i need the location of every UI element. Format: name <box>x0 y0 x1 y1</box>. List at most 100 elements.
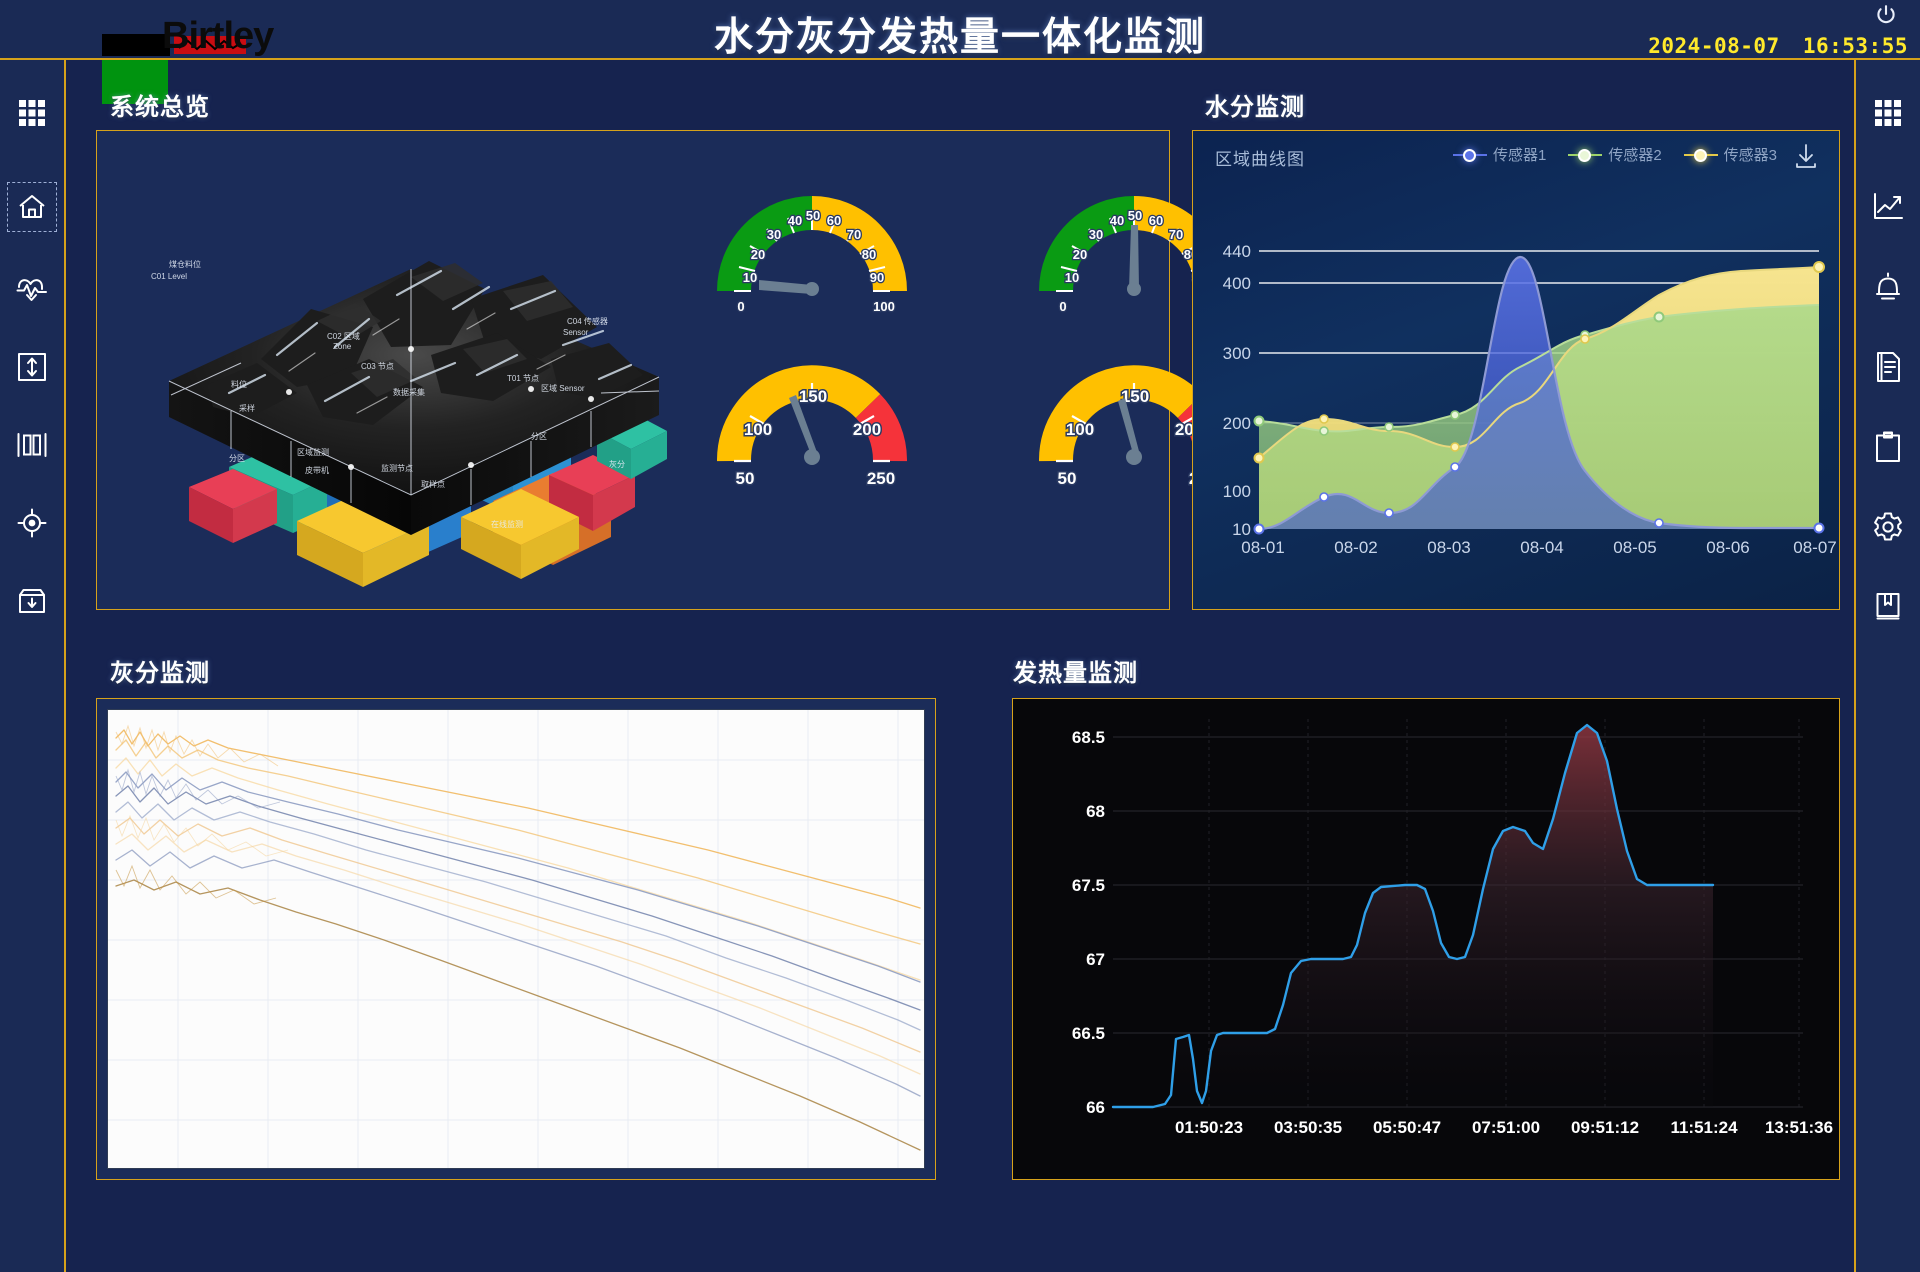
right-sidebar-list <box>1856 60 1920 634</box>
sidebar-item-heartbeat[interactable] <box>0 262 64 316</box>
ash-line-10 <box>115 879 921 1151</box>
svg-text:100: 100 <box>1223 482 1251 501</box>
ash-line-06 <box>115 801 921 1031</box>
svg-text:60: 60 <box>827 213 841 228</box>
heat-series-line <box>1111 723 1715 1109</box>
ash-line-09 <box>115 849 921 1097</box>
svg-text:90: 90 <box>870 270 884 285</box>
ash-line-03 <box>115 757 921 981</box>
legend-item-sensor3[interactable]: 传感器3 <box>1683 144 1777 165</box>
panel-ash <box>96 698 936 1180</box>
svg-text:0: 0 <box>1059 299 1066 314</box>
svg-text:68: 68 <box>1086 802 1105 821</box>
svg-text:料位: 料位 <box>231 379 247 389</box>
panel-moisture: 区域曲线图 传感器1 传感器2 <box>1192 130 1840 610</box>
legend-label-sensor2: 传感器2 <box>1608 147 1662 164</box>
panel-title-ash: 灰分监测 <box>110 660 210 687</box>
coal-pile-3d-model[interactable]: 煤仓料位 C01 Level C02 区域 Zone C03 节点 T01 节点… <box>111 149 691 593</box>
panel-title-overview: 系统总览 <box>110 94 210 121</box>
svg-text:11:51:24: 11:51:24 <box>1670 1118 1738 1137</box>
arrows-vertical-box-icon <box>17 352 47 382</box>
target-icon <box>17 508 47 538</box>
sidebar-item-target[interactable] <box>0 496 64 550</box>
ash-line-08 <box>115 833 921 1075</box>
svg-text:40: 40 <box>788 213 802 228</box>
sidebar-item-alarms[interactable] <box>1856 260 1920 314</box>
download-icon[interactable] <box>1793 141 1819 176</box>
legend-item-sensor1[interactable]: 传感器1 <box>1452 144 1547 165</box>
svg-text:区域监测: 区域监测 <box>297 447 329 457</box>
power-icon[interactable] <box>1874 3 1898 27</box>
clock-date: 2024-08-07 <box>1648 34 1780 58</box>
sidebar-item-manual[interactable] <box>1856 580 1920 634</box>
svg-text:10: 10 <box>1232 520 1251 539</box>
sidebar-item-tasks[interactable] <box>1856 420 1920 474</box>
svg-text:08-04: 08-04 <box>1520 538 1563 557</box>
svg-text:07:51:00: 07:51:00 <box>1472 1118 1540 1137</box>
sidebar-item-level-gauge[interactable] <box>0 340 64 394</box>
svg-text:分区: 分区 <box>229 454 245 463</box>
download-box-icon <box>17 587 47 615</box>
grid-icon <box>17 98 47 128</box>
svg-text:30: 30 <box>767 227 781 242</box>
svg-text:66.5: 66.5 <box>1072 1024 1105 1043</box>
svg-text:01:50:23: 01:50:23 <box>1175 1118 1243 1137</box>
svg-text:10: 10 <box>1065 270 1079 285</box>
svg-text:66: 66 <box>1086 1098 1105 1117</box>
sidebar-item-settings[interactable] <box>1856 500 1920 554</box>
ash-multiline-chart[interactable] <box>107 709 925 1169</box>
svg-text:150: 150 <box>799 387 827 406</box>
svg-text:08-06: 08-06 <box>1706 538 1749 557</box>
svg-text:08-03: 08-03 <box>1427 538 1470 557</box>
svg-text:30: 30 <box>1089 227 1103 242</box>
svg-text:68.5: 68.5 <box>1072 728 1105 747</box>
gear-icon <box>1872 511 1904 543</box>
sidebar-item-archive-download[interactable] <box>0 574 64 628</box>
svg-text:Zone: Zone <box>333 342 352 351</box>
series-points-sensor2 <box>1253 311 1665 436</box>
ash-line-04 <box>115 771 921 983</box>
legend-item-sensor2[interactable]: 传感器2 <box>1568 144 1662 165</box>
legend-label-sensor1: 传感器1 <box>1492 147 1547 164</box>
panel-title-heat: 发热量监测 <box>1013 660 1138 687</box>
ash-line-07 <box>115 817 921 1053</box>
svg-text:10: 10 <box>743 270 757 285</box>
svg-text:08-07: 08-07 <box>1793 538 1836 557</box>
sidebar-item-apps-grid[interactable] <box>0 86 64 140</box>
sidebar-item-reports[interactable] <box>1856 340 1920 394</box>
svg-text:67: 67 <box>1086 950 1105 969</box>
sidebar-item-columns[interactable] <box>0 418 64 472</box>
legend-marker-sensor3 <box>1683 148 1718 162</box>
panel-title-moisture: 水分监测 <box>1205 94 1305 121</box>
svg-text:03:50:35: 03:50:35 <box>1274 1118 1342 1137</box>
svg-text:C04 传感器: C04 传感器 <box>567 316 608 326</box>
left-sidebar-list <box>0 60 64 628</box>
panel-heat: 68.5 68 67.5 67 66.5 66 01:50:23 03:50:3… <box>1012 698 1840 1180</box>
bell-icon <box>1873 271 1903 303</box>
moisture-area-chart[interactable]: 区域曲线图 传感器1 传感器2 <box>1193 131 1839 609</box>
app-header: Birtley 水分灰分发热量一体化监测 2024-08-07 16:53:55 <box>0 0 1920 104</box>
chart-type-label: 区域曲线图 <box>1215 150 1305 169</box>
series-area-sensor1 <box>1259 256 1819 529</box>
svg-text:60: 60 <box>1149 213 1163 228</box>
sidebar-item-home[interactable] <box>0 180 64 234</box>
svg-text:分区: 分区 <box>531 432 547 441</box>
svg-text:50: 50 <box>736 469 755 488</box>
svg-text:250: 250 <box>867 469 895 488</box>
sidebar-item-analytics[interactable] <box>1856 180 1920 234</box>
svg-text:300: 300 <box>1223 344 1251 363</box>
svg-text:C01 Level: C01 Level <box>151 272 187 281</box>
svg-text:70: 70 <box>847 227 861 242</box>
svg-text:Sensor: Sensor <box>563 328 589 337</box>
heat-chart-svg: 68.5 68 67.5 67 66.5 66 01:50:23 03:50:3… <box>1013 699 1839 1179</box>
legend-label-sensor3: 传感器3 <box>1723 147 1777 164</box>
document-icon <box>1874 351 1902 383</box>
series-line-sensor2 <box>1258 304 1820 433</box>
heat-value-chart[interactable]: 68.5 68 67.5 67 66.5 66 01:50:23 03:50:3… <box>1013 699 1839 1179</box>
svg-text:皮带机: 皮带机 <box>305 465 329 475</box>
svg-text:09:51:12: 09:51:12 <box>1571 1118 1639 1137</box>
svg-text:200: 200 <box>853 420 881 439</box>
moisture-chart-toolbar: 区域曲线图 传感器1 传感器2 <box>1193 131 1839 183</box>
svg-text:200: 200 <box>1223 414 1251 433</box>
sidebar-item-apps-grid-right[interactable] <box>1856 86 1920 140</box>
========================================================================
#### [Requirements]
Reproduce all of the rows above line for line, without any change, omitting the pictures.

#### [Solution]
i need the location of every UI element. Format: name <box>x0 y0 x1 y1</box>. List at most 100 elements.
right-sidebar-list <box>1856 60 1920 634</box>
sidebar-item-heartbeat[interactable] <box>0 262 64 316</box>
ash-line-10 <box>115 879 921 1151</box>
svg-text:100: 100 <box>1223 482 1251 501</box>
ash-line-06 <box>115 801 921 1031</box>
svg-text:60: 60 <box>827 213 841 228</box>
heat-series-line <box>1111 723 1715 1109</box>
ash-line-09 <box>115 849 921 1097</box>
svg-text:90: 90 <box>870 270 884 285</box>
ash-line-03 <box>115 757 921 981</box>
legend-item-sensor3[interactable]: 传感器3 <box>1683 144 1777 165</box>
panel-ash <box>96 698 936 1180</box>
svg-text:0: 0 <box>1059 299 1066 314</box>
svg-text:68: 68 <box>1086 802 1105 821</box>
svg-text:料位: 料位 <box>231 379 247 389</box>
panel-moisture: 区域曲线图 传感器1 传感器2 <box>1192 130 1840 610</box>
legend-label-sensor2: 传感器2 <box>1608 147 1662 164</box>
panel-title-ash: 灰分监测 <box>110 660 210 687</box>
coal-pile-3d-model[interactable]: 煤仓料位 C01 Level C02 区域 Zone C03 节点 T01 节点… <box>111 149 691 593</box>
panel-title-overview: 系统总览 <box>110 94 210 121</box>
svg-text:11:51:24: 11:51:24 <box>1670 1118 1738 1137</box>
arrows-vertical-box-icon <box>17 352 47 382</box>
target-icon <box>17 508 47 538</box>
sidebar-item-target[interactable] <box>0 496 64 550</box>
ash-line-08 <box>115 833 921 1075</box>
svg-text:40: 40 <box>788 213 802 228</box>
sidebar-item-alarms[interactable] <box>1856 260 1920 314</box>
download-icon[interactable] <box>1793 141 1819 176</box>
legend-item-sensor1[interactable]: 传感器1 <box>1452 144 1547 165</box>
svg-text:区域监测: 区域监测 <box>297 447 329 457</box>
power-icon[interactable] <box>1874 3 1898 27</box>
clock-date: 2024-08-07 <box>1648 34 1780 58</box>
sidebar-item-manual[interactable] <box>1856 580 1920 634</box>
svg-text:10: 10 <box>1232 520 1251 539</box>
sidebar-item-tasks[interactable] <box>1856 420 1920 474</box>
svg-text:08-04: 08-04 <box>1520 538 1563 557</box>
svg-text:07:51:00: 07:51:00 <box>1472 1118 1540 1137</box>
sidebar-item-level-gauge[interactable] <box>0 340 64 394</box>
svg-text:分区: 分区 <box>229 454 245 463</box>
download-box-icon <box>17 587 47 615</box>
grid-icon <box>17 98 47 128</box>
svg-text:30: 30 <box>767 227 781 242</box>
svg-text:66.5: 66.5 <box>1072 1024 1105 1043</box>
svg-text:01:50:23: 01:50:23 <box>1175 1118 1243 1137</box>
svg-text:10: 10 <box>1065 270 1079 285</box>
svg-text:66: 66 <box>1086 1098 1105 1117</box>
sidebar-item-settings[interactable] <box>1856 500 1920 554</box>
ash-multiline-chart[interactable] <box>107 709 925 1169</box>
svg-text:150: 150 <box>799 387 827 406</box>
svg-text:08-06: 08-06 <box>1706 538 1749 557</box>
svg-text:08-03: 08-03 <box>1427 538 1470 557</box>
svg-text:30: 30 <box>1089 227 1103 242</box>
svg-text:68.5: 68.5 <box>1072 728 1105 747</box>
gear-icon <box>1872 511 1904 543</box>
sidebar-item-archive-download[interactable] <box>0 574 64 628</box>
svg-text:Zone: Zone <box>333 342 352 351</box>
series-points-sensor2 <box>1253 311 1665 436</box>
ash-line-04 <box>115 771 921 983</box>
legend-item-sensor2[interactable]: 传感器2 <box>1568 144 1662 165</box>
legend-label-sensor1: 传感器1 <box>1492 147 1547 164</box>
panel-title-heat: 发热量监测 <box>1013 660 1138 687</box>
ash-line-07 <box>115 817 921 1053</box>
svg-text:10: 10 <box>743 270 757 285</box>
svg-text:08-07: 08-07 <box>1793 538 1836 557</box>
sidebar-item-apps-grid[interactable] <box>0 86 64 140</box>
sidebar-item-reports[interactable] <box>1856 340 1920 394</box>
svg-text:67: 67 <box>1086 950 1105 969</box>
sidebar-item-columns[interactable] <box>0 418 64 472</box>
legend-marker-sensor3 <box>1683 148 1718 162</box>
panel-title-moisture: 水分监测 <box>1205 94 1305 121</box>
svg-text:03:50:35: 03:50:35 <box>1274 1118 1342 1137</box>
svg-text:C04 传感器: C04 传感器 <box>567 316 608 326</box>
left-sidebar-list <box>0 60 64 628</box>
panel-heat: 68.5 68 67.5 67 66.5 66 01:50:23 03:50:3… <box>1012 698 1840 1180</box>
bell-icon <box>1873 271 1903 303</box>
moisture-area-chart[interactable]: 区域曲线图 传感器1 传感器2 <box>1193 131 1839 609</box>
app-header: Birtley 水分灰分发热量一体化监测 2024-08-07 16:53:55 <box>0 0 1920 104</box>
chart-type-label: 区域曲线图 <box>1215 150 1305 169</box>
series-area-sensor1 <box>1259 256 1819 529</box>
svg-text:60: 60 <box>1149 213 1163 228</box>
sidebar-item-home[interactable] <box>0 180 64 234</box>
svg-text:分区: 分区 <box>531 432 547 441</box>
svg-text:50: 50 <box>736 469 755 488</box>
svg-text:250: 250 <box>867 469 895 488</box>
sidebar-item-analytics[interactable] <box>1856 180 1920 234</box>
svg-text:300: 300 <box>1223 344 1251 363</box>
svg-text:C01 Level: C01 Level <box>151 272 187 281</box>
svg-text:70: 70 <box>847 227 861 242</box>
svg-text:Sensor: Sensor <box>563 328 589 337</box>
heat-chart-svg: 68.5 68 67.5 67 66.5 66 01:50:23 03:50:3… <box>1013 699 1839 1179</box>
legend-label-sensor3: 传感器3 <box>1723 147 1777 164</box>
document-icon <box>1874 351 1902 383</box>
series-line-sensor2 <box>1258 304 1820 433</box>
heat-value-chart[interactable]: 68.5 68 67.5 67 66.5 66 01:50:23 03:50:3… <box>1013 699 1839 1179</box>
svg-text:皮带机: 皮带机 <box>305 465 329 475</box>
svg-text:09:51:12: 09:51:12 <box>1571 1118 1639 1137</box>
svg-text:200: 200 <box>853 420 881 439</box>
moisture-chart-toolbar: 区域曲线图 传感器1 传感器2 <box>1193 131 1839 183</box>
svg-text:200: 200 <box>1223 414 1251 433</box>
sidebar-item-apps-grid-right[interactable] <box>1856 86 1920 140</box>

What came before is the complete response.